[Collected data]
# # # # # # #

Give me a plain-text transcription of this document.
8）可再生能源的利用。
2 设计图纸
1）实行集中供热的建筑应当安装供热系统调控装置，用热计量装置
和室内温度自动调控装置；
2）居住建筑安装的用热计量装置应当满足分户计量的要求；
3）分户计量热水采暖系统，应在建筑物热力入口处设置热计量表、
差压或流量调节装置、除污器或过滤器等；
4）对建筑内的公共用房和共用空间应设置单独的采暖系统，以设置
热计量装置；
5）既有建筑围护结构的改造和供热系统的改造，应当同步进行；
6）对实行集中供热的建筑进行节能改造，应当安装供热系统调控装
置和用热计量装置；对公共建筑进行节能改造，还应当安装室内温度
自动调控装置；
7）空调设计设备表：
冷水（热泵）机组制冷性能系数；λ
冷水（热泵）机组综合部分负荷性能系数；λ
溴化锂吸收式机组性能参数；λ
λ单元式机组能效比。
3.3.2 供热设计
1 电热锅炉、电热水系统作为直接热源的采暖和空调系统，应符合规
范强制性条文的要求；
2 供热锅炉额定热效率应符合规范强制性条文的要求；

# # # # # # #

▶ [REQUIRED TASK]: Nothing should be left out: repeat all of the data exactly.

▶ [ANSWER TO THIS TASK]:
Give me a plain-text transcription of this document.
8）可再生能源的利用。
2 设计图纸
1）实行集中供热的建筑应当安装供热系统调控装置，用热计量装置
和室内温度自动调控装置；
2）居住建筑安装的用热计量装置应当满足分户计量的要求；
3）分户计量热水采暖系统，应在建筑物热力入口处设置热计量表、
差压或流量调节装置、除污器或过滤器等；
4）对建筑内的公共用房和共用空间应设置单独的采暖系统，以设置
热计量装置；
5）既有建筑围护结构的改造和供热系统的改造，应当同步进行；
6）对实行集中供热的建筑进行节能改造，应当安装供热系统调控装
置和用热计量装置；对公共建筑进行节能改造，还应当安装室内温度
自动调控装置；
7）空调设计设备表：
冷水（热泵）机组制冷性能系数；λ
冷水（热泵）机组综合部分负荷性能系数；λ
溴化锂吸收式机组性能参数；λ
λ单元式机组能效比。
3.3.2 供热设计
1 电热锅炉、电热水系统作为直接热源的采暖和空调系统，应符合规
范强制性条文的要求；
2 供热锅炉额定热效率应符合规范强制性条文的要求；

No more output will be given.